==== MATERIAL ====

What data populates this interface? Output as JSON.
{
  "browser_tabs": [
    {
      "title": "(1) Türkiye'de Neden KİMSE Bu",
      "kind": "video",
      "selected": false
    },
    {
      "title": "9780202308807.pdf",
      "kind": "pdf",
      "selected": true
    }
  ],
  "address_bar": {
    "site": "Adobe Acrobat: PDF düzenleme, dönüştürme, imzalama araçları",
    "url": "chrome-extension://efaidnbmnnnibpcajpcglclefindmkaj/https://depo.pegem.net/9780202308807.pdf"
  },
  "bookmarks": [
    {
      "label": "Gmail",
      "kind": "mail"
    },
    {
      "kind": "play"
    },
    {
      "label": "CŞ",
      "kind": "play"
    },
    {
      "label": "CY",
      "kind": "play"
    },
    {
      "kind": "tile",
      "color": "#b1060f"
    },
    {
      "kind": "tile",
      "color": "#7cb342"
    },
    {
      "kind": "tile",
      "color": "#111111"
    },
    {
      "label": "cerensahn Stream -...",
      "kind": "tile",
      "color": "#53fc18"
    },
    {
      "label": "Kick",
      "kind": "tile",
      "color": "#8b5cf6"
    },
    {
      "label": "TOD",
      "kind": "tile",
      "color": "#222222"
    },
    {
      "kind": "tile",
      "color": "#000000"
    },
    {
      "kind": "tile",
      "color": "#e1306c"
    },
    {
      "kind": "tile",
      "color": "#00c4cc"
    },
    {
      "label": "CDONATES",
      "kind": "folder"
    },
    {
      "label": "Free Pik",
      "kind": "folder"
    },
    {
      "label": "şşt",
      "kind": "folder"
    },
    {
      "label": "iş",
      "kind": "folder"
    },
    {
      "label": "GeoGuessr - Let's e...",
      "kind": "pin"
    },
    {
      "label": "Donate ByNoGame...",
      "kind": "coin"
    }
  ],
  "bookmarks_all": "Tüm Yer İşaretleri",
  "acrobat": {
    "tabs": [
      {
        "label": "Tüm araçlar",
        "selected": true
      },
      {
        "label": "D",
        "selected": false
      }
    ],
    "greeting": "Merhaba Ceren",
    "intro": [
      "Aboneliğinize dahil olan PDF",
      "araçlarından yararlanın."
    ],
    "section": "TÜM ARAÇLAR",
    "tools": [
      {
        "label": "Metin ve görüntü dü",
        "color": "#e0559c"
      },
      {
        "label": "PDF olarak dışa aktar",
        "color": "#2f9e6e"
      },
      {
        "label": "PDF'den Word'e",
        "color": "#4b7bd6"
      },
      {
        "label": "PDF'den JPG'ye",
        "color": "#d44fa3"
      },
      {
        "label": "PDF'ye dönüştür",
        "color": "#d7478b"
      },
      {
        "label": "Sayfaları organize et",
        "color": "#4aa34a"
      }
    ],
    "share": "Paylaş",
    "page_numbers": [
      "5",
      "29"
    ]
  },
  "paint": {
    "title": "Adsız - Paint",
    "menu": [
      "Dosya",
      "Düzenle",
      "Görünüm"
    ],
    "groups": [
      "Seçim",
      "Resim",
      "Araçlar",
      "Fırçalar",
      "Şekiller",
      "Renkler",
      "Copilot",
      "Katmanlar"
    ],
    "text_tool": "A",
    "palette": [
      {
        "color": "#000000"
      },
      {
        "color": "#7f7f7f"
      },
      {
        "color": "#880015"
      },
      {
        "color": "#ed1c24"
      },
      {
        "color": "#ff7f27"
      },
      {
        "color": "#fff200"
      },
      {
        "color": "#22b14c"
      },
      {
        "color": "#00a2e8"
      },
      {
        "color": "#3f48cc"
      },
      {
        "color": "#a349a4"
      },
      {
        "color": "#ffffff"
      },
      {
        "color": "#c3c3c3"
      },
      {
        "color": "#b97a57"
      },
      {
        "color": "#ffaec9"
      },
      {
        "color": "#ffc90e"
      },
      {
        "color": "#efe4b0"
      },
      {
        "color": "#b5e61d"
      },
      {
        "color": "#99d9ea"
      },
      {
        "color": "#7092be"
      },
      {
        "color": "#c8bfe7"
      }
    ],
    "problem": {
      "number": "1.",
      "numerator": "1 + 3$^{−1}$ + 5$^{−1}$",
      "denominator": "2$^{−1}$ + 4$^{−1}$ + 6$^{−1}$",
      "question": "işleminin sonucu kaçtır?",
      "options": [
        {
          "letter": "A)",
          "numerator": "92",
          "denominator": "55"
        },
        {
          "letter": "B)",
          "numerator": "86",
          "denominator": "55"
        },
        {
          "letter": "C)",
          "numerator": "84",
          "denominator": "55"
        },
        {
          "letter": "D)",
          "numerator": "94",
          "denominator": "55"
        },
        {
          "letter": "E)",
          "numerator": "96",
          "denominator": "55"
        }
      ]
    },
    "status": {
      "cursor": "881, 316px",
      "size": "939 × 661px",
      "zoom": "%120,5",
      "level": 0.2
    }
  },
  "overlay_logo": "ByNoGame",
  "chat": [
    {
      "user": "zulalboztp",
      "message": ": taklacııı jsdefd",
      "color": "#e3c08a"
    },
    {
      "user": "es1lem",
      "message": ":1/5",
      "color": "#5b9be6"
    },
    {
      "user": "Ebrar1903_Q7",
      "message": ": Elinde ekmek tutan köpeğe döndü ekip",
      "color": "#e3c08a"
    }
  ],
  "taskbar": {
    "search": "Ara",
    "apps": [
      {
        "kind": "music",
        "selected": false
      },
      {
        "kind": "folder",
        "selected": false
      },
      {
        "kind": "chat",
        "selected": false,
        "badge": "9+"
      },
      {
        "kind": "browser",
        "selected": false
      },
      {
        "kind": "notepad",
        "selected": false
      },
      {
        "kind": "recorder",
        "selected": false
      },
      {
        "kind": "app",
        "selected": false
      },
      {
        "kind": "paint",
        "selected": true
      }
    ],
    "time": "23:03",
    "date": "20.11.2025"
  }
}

====

● **WHAT IS EXPECTED**
Write out every line exactly as it stands.

● **RESPONSE TO THE EXERCISE**
What data populates this interface? Output as JSON.
{
  "browser_tabs": [
    {
      "title": "(1) Türkiye'de Neden KİMSE Bu",
      "kind": "video",
      "selected": false
    },
    {
      "title": "9780202308807.pdf",
      "kind": "pdf",
      "selected": true
    }
  ],
  "address_bar": {
    "site": "Adobe Acrobat: PDF düzenleme, dönüştürme, imzalama araçları",
    "url": "chrome-extension://efaidnbmnnnibpcajpcglclefindmkaj/https://depo.pegem.net/9780202308807.pdf"
  },
  "bookmarks": [
    {
      "label": "Gmail",
      "kind": "mail"
    },
    {
      "kind": "play"
    },
    {
      "label": "CŞ",
      "kind": "play"
    },
    {
      "label": "CY",
      "kind": "play"
    },
    {
      "kind": "tile",
      "color": "#b1060f"
    },
    {
      "kind": "tile",
      "color": "#7cb342"
    },
    {
      "kind": "tile",
      "color": "#111111"
    },
    {
      "label": "cerensahn Stream -...",
      "kind": "tile",
      "color": "#53fc18"
    },
    {
      "label": "Kick",
      "kind": "tile",
      "color": "#8b5cf6"
    },
    {
      "label": "TOD",
      "kind": "tile",
      "color": "#222222"
    },
    {
      "kind": "tile",
      "color": "#000000"
    },
    {
      "kind": "tile",
      "color": "#e1306c"
    },
    {
      "kind": "tile",
      "color": "#00c4cc"
    },
    {
      "label": "CDONATES",
      "kind": "folder"
    },
    {
      "label": "Free Pik",
      "kind": "folder"
    },
    {
      "label": "şşt",
      "kind": "folder"
    },
    {
      "label": "iş",
      "kind": "folder"
    },
    {
      "label": "GeoGuessr - Let's e...",
      "kind": "pin"
    },
    {
      "label": "Donate ByNoGame...",
      "kind": "coin"
    }
  ],
  "bookmarks_all": "Tüm Yer İşaretleri",
  "acrobat": {
    "tabs": [
      {
        "label": "Tüm araçlar",
        "selected": true
      },
      {
        "label": "D",
        "selected": false
      }
    ],
    "greeting": "Merhaba Ceren",
    "intro": [
      "Aboneliğinize dahil olan PDF",
      "araçlarından yararlanın."
    ],
    "section": "TÜM ARAÇLAR",
    "tools": [
      {
        "label": "Metin ve görüntü dü",
        "color": "#e0559c"
      },
      {
        "label": "PDF olarak dışa aktar",
        "color": "#2f9e6e"
      },
      {
        "label": "PDF'den Word'e",
        "color": "#4b7bd6"
      },
      {
        "label": "PDF'den JPG'ye",
        "color": "#d44fa3"
      },
      {
        "label": "PDF'ye dönüştür",
        "color": "#d7478b"
      },
      {
        "label": "Sayfaları organize et",
        "color": "#4aa34a"
      }
    ],
    "share": "Paylaş",
    "page_numbers": [
      "5",
      "29"
    ]
  },
  "paint": {
    "title": "Adsız - Paint",
    "menu": [
      "Dosya",
      "Düzenle",
      "Görünüm"
    ],
    "groups": [
      "Seçim",
      "Resim",
      "Araçlar",
      "Fırçalar",
      "Şekiller",
      "Renkler",
      "Copilot",
      "Katmanlar"
    ],
    "text_tool": "A",
    "palette": [
      {
        "color": "#000000"
      },
      {
        "color": "#7f7f7f"
      },
      {
        "color": "#880015"
      },
      {
        "color": "#ed1c24"
      },
      {
        "color": "#ff7f27"
      },
      {
        "color": "#fff200"
      },
      {
        "color": "#22b14c"
      },
      {
        "color": "#00a2e8"
      },
      {
        "color": "#3f48cc"
      },
      {
        "color": "#a349a4"
      },
      {
        "color": "#ffffff"
      },
      {
        "color": "#c3c3c3"
      },
      {
        "color": "#b97a57"
      },
      {
        "color": "#ffaec9"
      },
      {
        "color": "#ffc90e"
      },
      {
        "color": "#efe4b0"
      },
      {
        "color": "#b5e61d"
      },
      {
        "color": "#99d9ea"
      },
      {
        "color": "#7092be"
      },
      {
        "color": "#c8bfe7"
      }
    ],
    "problem": {
      "number": "1.",
      "numerator": "1 + 3$^{−1}$ + 5$^{−1}$",
      "denominator": "2$^{−1}$ + 4$^{−1}$ + 6$^{−1}$",
      "question": "işleminin sonucu kaçtır?",
      "options": [
        {
          "letter": "A)",
          "numerator": "92",
          "denominator": "55"
        },
        {
          "letter": "B)",
          "numerator": "86",
          "denominator": "55"
        },
        {
          "letter": "C)",
          "numerator": "84",
          "denominator": "55"
        },
        {
          "letter": "D)",
          "numerator": "94",
          "denominator": "55"
        },
        {
          "letter": "E)",
          "numerator": "96",
          "denominator": "55"
        }
      ]
    },
    "status": {
      "cursor": "881, 316px",
      "size": "939 × 661px",
      "zoom": "%120,5",
      "level": 0.2
    }
  },
  "overlay_logo": "ByNoGame",
  "chat": [
    {
      "user": "zulalboztp",
      "message": ": taklacııı jsdefd",
      "color": "#e3c08a"
    },
    {
      "user": "es1lem",
      "message": ":1/5",
      "color": "#5b9be6"
    },
    {
      "user": "Ebrar1903_Q7",
      "message": ": Elinde ekmek tutan köpeğe döndü ekip",
      "color": "#e3c08a"
    }
  ],
  "taskbar": {
    "search": "Ara",
    "apps": [
      {
        "kind": "music",
        "selected": false
      },
      {
        "kind": "folder",
        "selected": false
      },
      {
        "kind": "chat",
        "selected": false,
        "badge": "9+"
      },
      {
        "kind": "browser",
        "selected": false
      },
      {
        "kind": "notepad",
        "selected": false
      },
      {
        "kind": "recorder",
        "selected": false
      },
      {
        "kind": "app",
        "selected": false
      },
      {
        "kind": "paint",
        "selected": true
      }
    ],
    "time": "23:03",
    "date": "20.11.2025"
  }
}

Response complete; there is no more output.